The all-ages room
There was something quietly perfect about a Father’s Day punk show being all ages.
On paper, that detail sounds logistical. At The Den in Sioux Falls it meant dads and kids did not have to split the night in half. No one had to stay home because the room belonged only to adults. No one had to explain why the music they loved was locked behind a door their kid could not walk through. For a genre that has always sold itself as a place for outsiders, the all-ages part was not a footnote. It was the right kind of invitation.
Punk has always survived through younger people finding it before they are old enough to know better and older people staying with it long after the world expects them to settle down and hush up. A Father’s Day bill with a Madison band, an Omaha band and a Chicago band formed in 1980 created a strange little family tree in real time. The kids in the room could see what punk looks like when it is new to you. The dads could see what it looks like when it refuses to die.

▸ Collected data:
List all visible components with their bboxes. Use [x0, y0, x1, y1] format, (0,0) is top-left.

▸ Set of tasks:
(a) Print the punk show passage word for word, starting at "Punk has always" and ending at "refuses to die.".
(b) According to the punk show passage, answer yes or no to each statement below and quote the words that decide it: (i) The show took place at The Den in Sioux Falls. (ii) The Chicago band on the bill formed in 1990. (iii) One of the bands on the bill came from Omaha.

▸ Answers given:
(a)
Punk has always survived through younger people finding it before they are old enough to know better and older people staying with it long after the world expects them to settle down and hush up. A Father’s Day bill with a Madison band, an Omaha band and a Chicago band formed in 1980 created a strange little family tree in real time. The kids in the room could see what punk looks like when it is new to you. The dads could see what it looks like when it refuses to die.

(b)
(i) Yes: "At The Den in Sioux Falls it meant dads and kids did not have to split the night in half."
(ii) No: "a Chicago band formed in 1980"
(iii) Yes: "a Madison band, an Omaha band and a Chicago band"